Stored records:
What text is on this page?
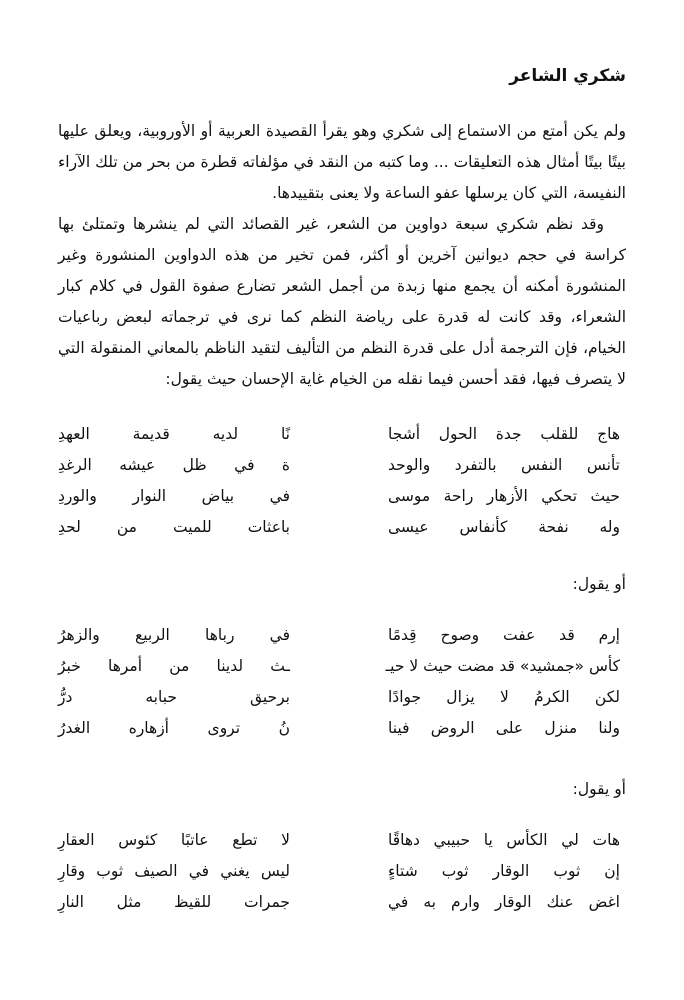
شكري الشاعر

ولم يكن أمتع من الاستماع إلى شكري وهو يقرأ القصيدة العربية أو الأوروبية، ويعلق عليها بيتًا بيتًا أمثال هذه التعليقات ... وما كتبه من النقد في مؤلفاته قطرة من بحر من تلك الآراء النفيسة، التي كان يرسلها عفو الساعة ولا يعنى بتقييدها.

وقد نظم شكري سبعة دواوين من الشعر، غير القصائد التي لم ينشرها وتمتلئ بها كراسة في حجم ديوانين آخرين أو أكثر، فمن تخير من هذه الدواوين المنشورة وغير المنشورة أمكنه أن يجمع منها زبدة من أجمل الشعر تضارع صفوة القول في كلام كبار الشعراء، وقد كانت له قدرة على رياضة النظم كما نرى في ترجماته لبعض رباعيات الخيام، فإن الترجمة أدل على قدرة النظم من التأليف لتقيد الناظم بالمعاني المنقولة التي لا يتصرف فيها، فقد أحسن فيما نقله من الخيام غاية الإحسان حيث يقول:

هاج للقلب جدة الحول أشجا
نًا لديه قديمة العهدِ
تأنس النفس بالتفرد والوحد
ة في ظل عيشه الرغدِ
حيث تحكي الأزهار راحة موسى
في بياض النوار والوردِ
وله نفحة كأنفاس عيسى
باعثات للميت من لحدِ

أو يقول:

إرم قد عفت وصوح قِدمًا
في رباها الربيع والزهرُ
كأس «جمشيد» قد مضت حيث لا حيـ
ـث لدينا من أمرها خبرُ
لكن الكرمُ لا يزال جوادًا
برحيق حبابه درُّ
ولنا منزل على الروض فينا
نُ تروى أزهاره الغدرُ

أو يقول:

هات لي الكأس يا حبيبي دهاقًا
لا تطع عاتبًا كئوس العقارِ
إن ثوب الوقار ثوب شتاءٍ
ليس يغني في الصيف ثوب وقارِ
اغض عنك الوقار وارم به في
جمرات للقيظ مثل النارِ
---
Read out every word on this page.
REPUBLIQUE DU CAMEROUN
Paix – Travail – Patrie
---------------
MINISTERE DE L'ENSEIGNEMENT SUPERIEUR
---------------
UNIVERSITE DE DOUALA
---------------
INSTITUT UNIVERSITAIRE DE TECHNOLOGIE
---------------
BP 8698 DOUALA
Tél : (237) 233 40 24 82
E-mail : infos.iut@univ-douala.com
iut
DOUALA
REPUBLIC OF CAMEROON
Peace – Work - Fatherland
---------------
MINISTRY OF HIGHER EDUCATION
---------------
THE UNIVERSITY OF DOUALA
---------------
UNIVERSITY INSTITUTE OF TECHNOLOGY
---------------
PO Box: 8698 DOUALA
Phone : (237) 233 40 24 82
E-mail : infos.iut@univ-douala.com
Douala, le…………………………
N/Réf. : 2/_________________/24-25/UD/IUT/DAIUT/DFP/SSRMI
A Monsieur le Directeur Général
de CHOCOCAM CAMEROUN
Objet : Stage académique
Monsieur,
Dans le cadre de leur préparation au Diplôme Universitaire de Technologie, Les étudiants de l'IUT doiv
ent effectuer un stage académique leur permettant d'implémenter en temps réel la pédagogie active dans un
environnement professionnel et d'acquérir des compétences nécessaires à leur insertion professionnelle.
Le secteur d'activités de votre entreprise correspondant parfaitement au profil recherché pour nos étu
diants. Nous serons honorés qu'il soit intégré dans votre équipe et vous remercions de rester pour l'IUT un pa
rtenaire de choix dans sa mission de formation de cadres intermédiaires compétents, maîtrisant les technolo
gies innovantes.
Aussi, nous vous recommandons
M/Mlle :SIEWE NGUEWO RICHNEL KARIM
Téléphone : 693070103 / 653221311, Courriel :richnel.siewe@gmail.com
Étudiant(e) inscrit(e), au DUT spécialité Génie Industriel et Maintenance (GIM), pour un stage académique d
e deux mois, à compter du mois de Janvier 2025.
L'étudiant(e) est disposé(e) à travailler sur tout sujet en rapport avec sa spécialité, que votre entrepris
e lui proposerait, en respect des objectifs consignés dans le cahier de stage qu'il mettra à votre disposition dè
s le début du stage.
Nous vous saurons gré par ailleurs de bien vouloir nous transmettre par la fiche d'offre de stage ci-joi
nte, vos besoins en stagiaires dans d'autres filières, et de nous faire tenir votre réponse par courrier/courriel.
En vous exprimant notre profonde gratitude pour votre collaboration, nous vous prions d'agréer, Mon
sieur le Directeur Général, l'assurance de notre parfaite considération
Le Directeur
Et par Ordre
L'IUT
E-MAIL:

Task to complete: Find the string "vous" in the records, then copy each line where it occurs.

Result for this task:
diants. Nous serons honorés qu'il soit intégré dans votre équipe et vous remercions de rester pour l'IUT un pa
Aussi, nous vous recommandons
Nous vous saurons gré par ailleurs de bien vouloir nous transmettre par la fiche d'offre de stage ci-joi
En vous exprimant notre profonde gratitude pour votre collaboration, nous vous prions d'agréer, Mon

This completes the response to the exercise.